▸ **Record excerpts**
•••

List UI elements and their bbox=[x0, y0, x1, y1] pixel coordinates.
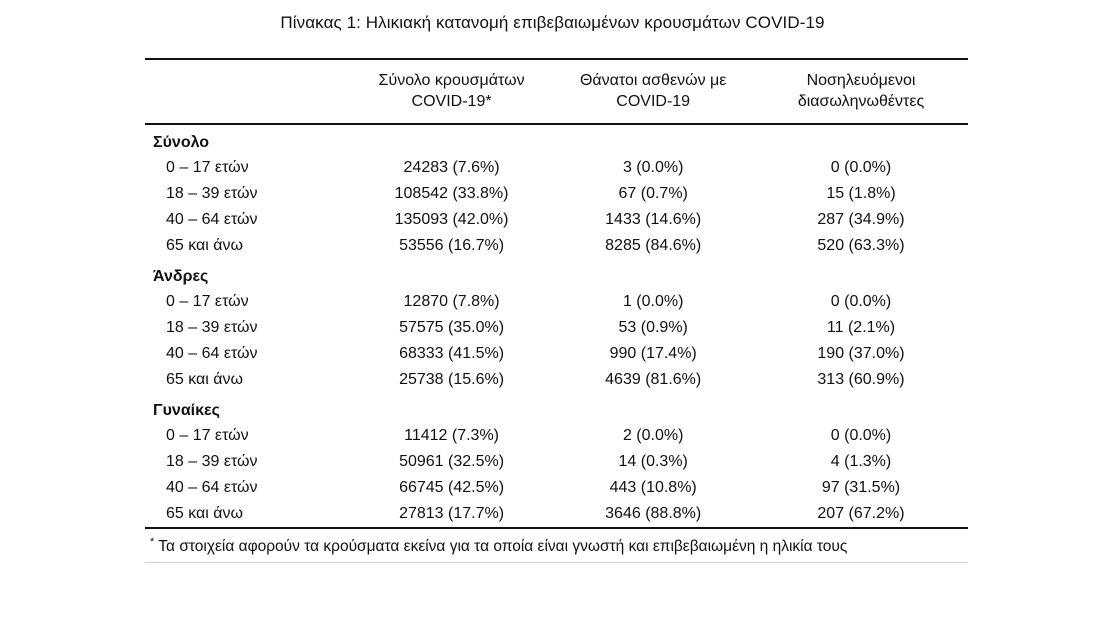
deaths-cell: 3646 (88.8%) bbox=[605, 505, 702, 522]
deaths-cell: 1 (0.0%) bbox=[622, 293, 684, 310]
intubated-cell: 15 (1.8%) bbox=[826, 185, 896, 202]
age-label: 65 και άνω bbox=[166, 237, 244, 254]
col-header-line: διασωληνωθέντες bbox=[797, 93, 925, 110]
group-men: Άνδρες 0 – 17 ετών 12870 (7.8%) 1 (0.0%)… bbox=[145, 259, 968, 393]
cases-cell: 108542 (33.8%) bbox=[394, 185, 509, 202]
table-header: Σύνολο κρουσμάτων COVID-19* Θάνατοι ασθε… bbox=[145, 59, 968, 124]
col-header-deaths: Θάνατοι ασθενών με COVID-19 bbox=[552, 59, 754, 124]
age-label: 40 – 64 ετών bbox=[166, 345, 258, 362]
col-header-line: COVID-19 bbox=[616, 93, 691, 110]
col-header-line: Νοσηλευόμενοι bbox=[806, 72, 916, 89]
table-row: 40 – 64 ετών 68333 (41.5%) 990 (17.4%) 1… bbox=[145, 341, 968, 367]
age-label: 65 και άνω bbox=[166, 371, 244, 388]
deaths-cell: 3 (0.0%) bbox=[622, 159, 684, 176]
cases-cell: 53556 (16.7%) bbox=[399, 237, 505, 254]
footnote-marker: * bbox=[150, 536, 155, 548]
intubated-cell: 190 (37.0%) bbox=[817, 345, 905, 362]
intubated-cell: 287 (34.9%) bbox=[817, 211, 905, 228]
table-row: 40 – 64 ετών 66745 (42.5%) 443 (10.8%) 9… bbox=[145, 475, 968, 501]
age-label: 18 – 39 ετών bbox=[166, 453, 258, 470]
deaths-cell: 53 (0.9%) bbox=[618, 319, 688, 336]
cases-cell: 68333 (41.5%) bbox=[399, 345, 505, 362]
deaths-cell: 14 (0.3%) bbox=[618, 453, 688, 470]
deaths-cell: 1433 (14.6%) bbox=[605, 211, 702, 228]
table-row: 18 – 39 ετών 57575 (35.0%) 53 (0.9%) 11 … bbox=[145, 315, 968, 341]
report-page: Πίνακας 1: Ηλικιακή κατανομή επιβεβαιωμέ… bbox=[145, 13, 968, 564]
col-header-intubated: Νοσηλευόμενοι διασωληνωθέντες bbox=[754, 59, 968, 124]
group-header-row: Γυναίκες bbox=[145, 393, 968, 423]
age-label: 0 – 17 ετών bbox=[166, 293, 249, 310]
deaths-cell: 4639 (81.6%) bbox=[605, 371, 702, 388]
col-header-total-cases: Σύνολο κρουσμάτων COVID-19* bbox=[351, 59, 553, 124]
footnote-text: Τα στοιχεία αφορούν τα κρούσματα εκείνα … bbox=[158, 538, 848, 556]
table-row: 0 – 17 ετών 24283 (7.6%) 3 (0.0%) 0 (0.0… bbox=[145, 155, 968, 181]
deaths-cell: 990 (17.4%) bbox=[609, 345, 697, 362]
covid-age-distribution-table: Σύνολο κρουσμάτων COVID-19* Θάνατοι ασθε… bbox=[145, 58, 968, 529]
cases-cell: 12870 (7.8%) bbox=[403, 293, 500, 310]
intubated-cell: 520 (63.3%) bbox=[817, 237, 905, 254]
age-label: 40 – 64 ετών bbox=[166, 479, 258, 496]
table-row: 18 – 39 ετών 50961 (32.5%) 14 (0.3%) 4 (… bbox=[145, 449, 968, 475]
cases-cell: 24283 (7.6%) bbox=[403, 159, 500, 176]
table-row: 40 – 64 ετών 135093 (42.0%) 1433 (14.6%)… bbox=[145, 207, 968, 233]
deaths-cell: 2 (0.0%) bbox=[622, 427, 684, 444]
col-header-line: Σύνολο κρουσμάτων bbox=[378, 72, 525, 89]
group-women: Γυναίκες 0 – 17 ετών 11412 (7.3%) 2 (0.0… bbox=[145, 393, 968, 528]
cases-cell: 27813 (17.7%) bbox=[399, 505, 505, 522]
age-label: 18 – 39 ετών bbox=[166, 319, 258, 336]
table-row: 18 – 39 ετών 108542 (33.8%) 67 (0.7%) 15… bbox=[145, 181, 968, 207]
table-row: 65 και άνω 53556 (16.7%) 8285 (84.6%) 52… bbox=[145, 233, 968, 259]
empty-header-cell bbox=[145, 59, 351, 124]
intubated-cell: 313 (60.9%) bbox=[817, 371, 905, 388]
col-header-line: COVID-19* bbox=[411, 93, 492, 110]
cases-cell: 25738 (15.6%) bbox=[399, 371, 505, 388]
page-title: Πίνακας 1: Ηλικιακή κατανομή επιβεβαιωμέ… bbox=[280, 13, 825, 32]
deaths-cell: 8285 (84.6%) bbox=[605, 237, 702, 254]
footnote: * Τα στοιχεία αφορούν τα κρούσματα εκείνα… bbox=[145, 529, 968, 564]
cases-cell: 11412 (7.3%) bbox=[404, 427, 499, 444]
table-row: 0 – 17 ετών 11412 (7.3%) 2 (0.0%) 0 (0.0… bbox=[145, 423, 968, 449]
table-row: 0 – 17 ετών 12870 (7.8%) 1 (0.0%) 0 (0.0… bbox=[145, 289, 968, 315]
deaths-cell: 67 (0.7%) bbox=[618, 185, 688, 202]
col-header-line: Θάνατοι ασθενών με bbox=[579, 72, 727, 89]
group-label: Άνδρες bbox=[153, 268, 209, 285]
group-header-row: Άνδρες bbox=[145, 259, 968, 289]
intubated-cell: 207 (67.2%) bbox=[817, 505, 905, 522]
age-label: 18 – 39 ετών bbox=[166, 185, 258, 202]
age-label: 0 – 17 ετών bbox=[166, 159, 249, 176]
intubated-cell: 4 (1.3%) bbox=[830, 453, 892, 470]
table-row: 65 και άνω 25738 (15.6%) 4639 (81.6%) 31… bbox=[145, 367, 968, 393]
group-label: Σύνολο bbox=[153, 134, 210, 151]
table-area: Σύνολο κρουσμάτων COVID-19* Θάνατοι ασθε… bbox=[145, 58, 968, 564]
intubated-cell: 0 (0.0%) bbox=[830, 159, 892, 176]
cases-cell: 57575 (35.0%) bbox=[399, 319, 505, 336]
deaths-cell: 443 (10.8%) bbox=[609, 479, 697, 496]
table-row: 65 και άνω 27813 (17.7%) 3646 (88.8%) 20… bbox=[145, 501, 968, 528]
intubated-cell: 97 (31.5%) bbox=[821, 479, 901, 496]
intubated-cell: 0 (0.0%) bbox=[830, 427, 892, 444]
intubated-cell: 11 (2.1%) bbox=[826, 319, 896, 336]
header-row: Σύνολο κρουσμάτων COVID-19* Θάνατοι ασθε… bbox=[145, 59, 968, 124]
cases-cell: 50961 (32.5%) bbox=[399, 453, 505, 470]
cases-cell: 135093 (42.0%) bbox=[394, 211, 509, 228]
group-label: Γυναίκες bbox=[153, 402, 220, 419]
age-label: 0 – 17 ετών bbox=[166, 427, 249, 444]
age-label: 40 – 64 ετών bbox=[166, 211, 258, 228]
intubated-cell: 0 (0.0%) bbox=[830, 293, 892, 310]
group-total: Σύνολο 0 – 17 ετών 24283 (7.6%) 3 (0.0%)… bbox=[145, 124, 968, 259]
age-label: 65 και άνω bbox=[166, 505, 244, 522]
group-header-row: Σύνολο bbox=[145, 124, 968, 155]
cases-cell: 66745 (42.5%) bbox=[399, 479, 505, 496]
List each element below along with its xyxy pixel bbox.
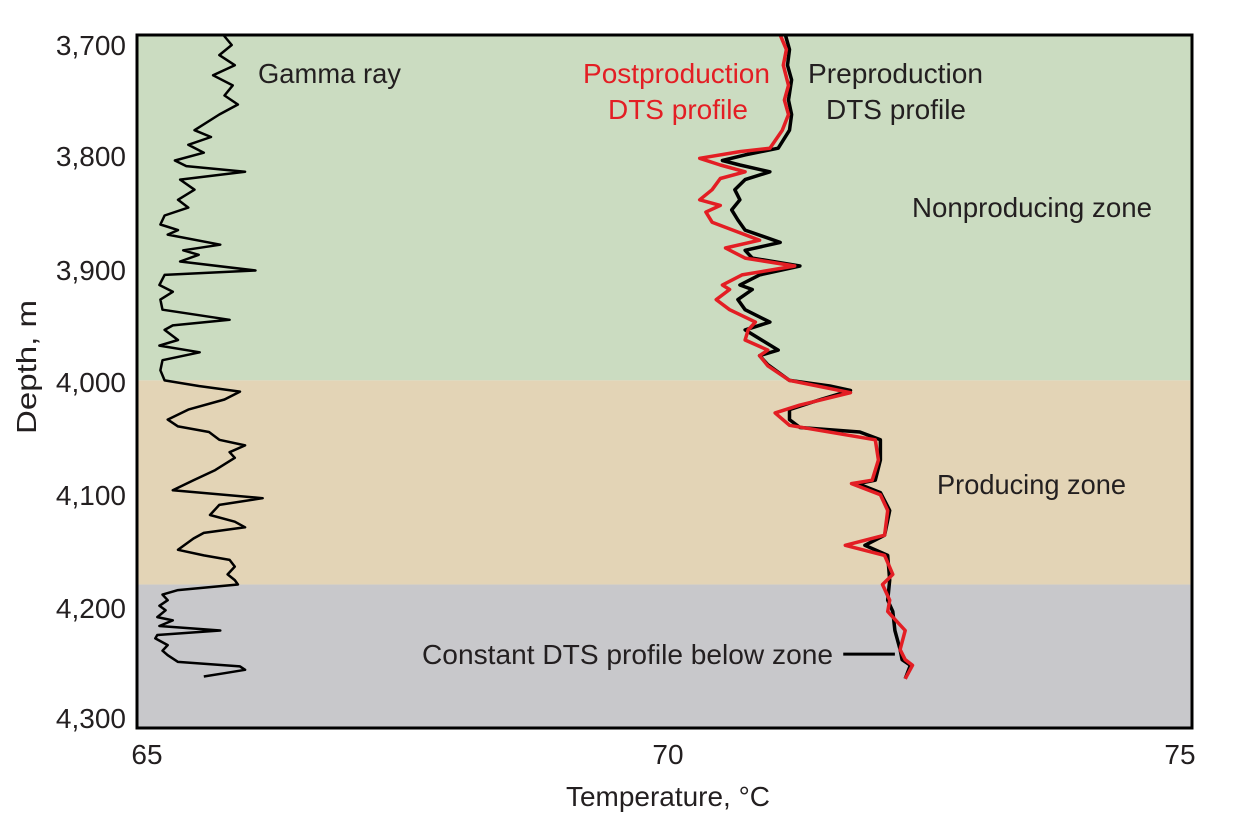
nonproducing-zone-label: Nonproducing zone [912, 192, 1152, 223]
postproduction-label-line1: Postproduction [583, 58, 770, 89]
series-lines [154, 34, 915, 680]
preproduction-label-line2: DTS profile [826, 94, 966, 125]
plot-frame [135, 33, 1194, 730]
zone-bands [137, 35, 1192, 728]
pre-line [720, 34, 913, 680]
y-tick-label: 3,900 [56, 255, 126, 286]
y-tick-label: 4,100 [56, 480, 126, 511]
constant-profile-label: Constant DTS profile below zone [422, 639, 833, 670]
preproduction-label-line1: Preproduction [808, 58, 983, 89]
zone-band [137, 35, 1192, 381]
y-tick-label: 4,300 [56, 703, 126, 734]
x-tick-label: 65 [131, 739, 162, 770]
zone-band [137, 584, 1192, 728]
y-tick-label: 4,000 [56, 367, 126, 398]
x-tick-label: 75 [1164, 739, 1195, 770]
x-tick-labels: 65 70 75 [131, 739, 1195, 770]
y-tick-label: 3,700 [56, 30, 126, 61]
y-axis-label: Depth, m [11, 300, 42, 434]
x-axis-label: Temperature, °C [566, 781, 770, 812]
producing-zone-label: Producing zone [937, 469, 1126, 500]
y-tick-labels: 3,700 3,800 3,900 4,000 4,100 4,200 4,30… [56, 30, 126, 734]
zone-band [137, 380, 1192, 585]
gamma-line [154, 34, 264, 678]
x-tick-label: 70 [652, 739, 683, 770]
y-tick-label: 3,800 [56, 141, 126, 172]
postproduction-label-line2: DTS profile [608, 94, 748, 125]
gamma-ray-label: Gamma ray [258, 58, 401, 89]
post-line [697, 34, 915, 680]
y-tick-label: 4,200 [56, 593, 126, 624]
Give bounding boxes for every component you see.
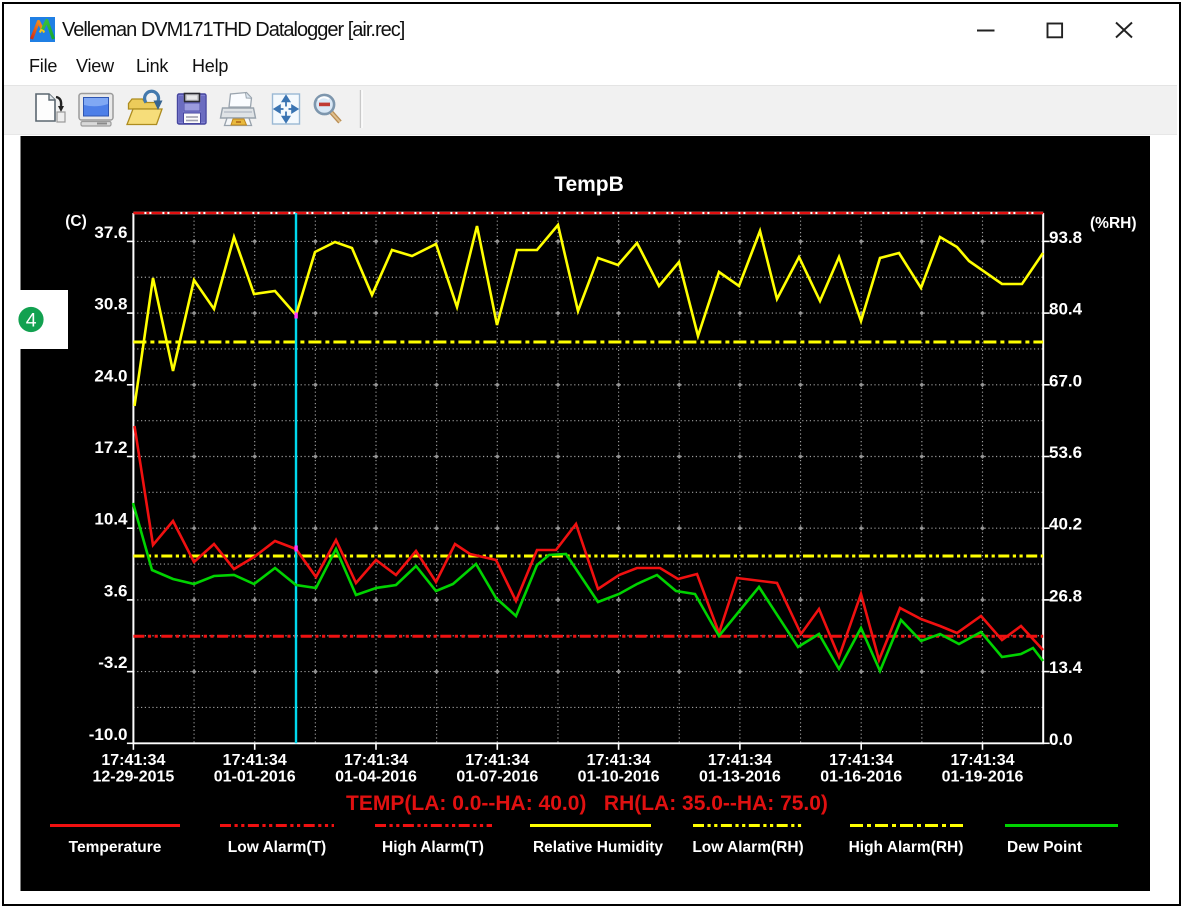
svg-text:17:41:34: 17:41:34 [708, 752, 772, 769]
svg-text:17:41:34: 17:41:34 [950, 752, 1014, 769]
svg-text:(%RH): (%RH) [1090, 215, 1137, 232]
svg-text:01-04-2016: 01-04-2016 [335, 769, 417, 786]
svg-text:10.4: 10.4 [94, 510, 128, 529]
svg-text:Low Alarm(RH): Low Alarm(RH) [692, 839, 803, 856]
svg-text:High Alarm(RH): High Alarm(RH) [849, 839, 964, 856]
svg-text:53.6: 53.6 [1049, 443, 1082, 462]
svg-text:24.0: 24.0 [94, 366, 127, 385]
svg-text:17:41:34: 17:41:34 [587, 752, 651, 769]
svg-text:17.2: 17.2 [94, 438, 127, 457]
svg-text:01-10-2016: 01-10-2016 [578, 769, 660, 786]
svg-text:-3.2: -3.2 [98, 653, 127, 672]
svg-text:Temperature: Temperature [69, 839, 162, 856]
svg-text:01-13-2016: 01-13-2016 [699, 769, 781, 786]
svg-text:01-01-2016: 01-01-2016 [214, 769, 296, 786]
svg-text:Relative Humidity: Relative Humidity [533, 839, 663, 856]
svg-text:3.6: 3.6 [104, 581, 128, 600]
svg-text:4: 4 [26, 310, 37, 332]
svg-text:13.4: 13.4 [1049, 658, 1083, 677]
svg-text:17:41:34: 17:41:34 [344, 752, 408, 769]
svg-text:17:41:34: 17:41:34 [101, 752, 165, 769]
svg-text:40.2: 40.2 [1049, 515, 1082, 534]
svg-text:67.0: 67.0 [1049, 371, 1082, 390]
svg-text:17:41:34: 17:41:34 [223, 752, 287, 769]
svg-text:0.0: 0.0 [1049, 730, 1073, 749]
svg-text:12-29-2015: 12-29-2015 [92, 769, 174, 786]
svg-text:01-07-2016: 01-07-2016 [456, 769, 538, 786]
svg-text:37.6: 37.6 [94, 223, 127, 242]
svg-text:TempB: TempB [554, 173, 624, 196]
svg-text:17:41:34: 17:41:34 [829, 752, 893, 769]
svg-text:01-19-2016: 01-19-2016 [942, 769, 1024, 786]
svg-text:80.4: 80.4 [1049, 300, 1083, 319]
svg-text:TEMP(LA: 0.0--HA: 40.0) RH(L: TEMP(LA: 0.0--HA: 40.0) RH(LA: 35.0--HA:… [346, 792, 828, 815]
svg-text:Low Alarm(T): Low Alarm(T) [228, 839, 326, 856]
svg-text:-10.0: -10.0 [89, 725, 128, 744]
svg-text:(C): (C) [65, 213, 87, 230]
svg-text:30.8: 30.8 [94, 295, 127, 314]
svg-text:Dew Point: Dew Point [1007, 839, 1082, 856]
svg-text:26.8: 26.8 [1049, 586, 1082, 605]
svg-text:93.8: 93.8 [1049, 228, 1082, 247]
svg-text:01-16-2016: 01-16-2016 [820, 769, 902, 786]
svg-text:17:41:34: 17:41:34 [465, 752, 529, 769]
svg-text:High Alarm(T): High Alarm(T) [382, 839, 484, 856]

•••

▸ **Exercise objective**
Please copy the material word for word, from the line with "svg-text:17:41:34: 17:41:34 [708, 752, 772, 769]" up to and including the line with "svg-text:01-10-2016: 01-10-2016 [578, 769, 660, 786]".

▸ **Completed task**
svg-text:17:41:34: 17:41:34 [708, 752, 772, 769]
svg-text:17:41:34: 17:41:34 [950, 752, 1014, 769]
svg-text:(%RH): (%RH) [1090, 215, 1137, 232]
svg-text:01-04-2016: 01-04-2016 [335, 769, 417, 786]
svg-text:10.4: 10.4 [94, 510, 128, 529]
svg-text:Low Alarm(RH): Low Alarm(RH) [692, 839, 803, 856]
svg-text:High Alarm(RH): High Alarm(RH) [849, 839, 964, 856]
svg-text:53.6: 53.6 [1049, 443, 1082, 462]
svg-text:24.0: 24.0 [94, 366, 127, 385]
svg-text:17:41:34: 17:41:34 [587, 752, 651, 769]
svg-text:17.2: 17.2 [94, 438, 127, 457]
svg-text:01-10-2016: 01-10-2016 [578, 769, 660, 786]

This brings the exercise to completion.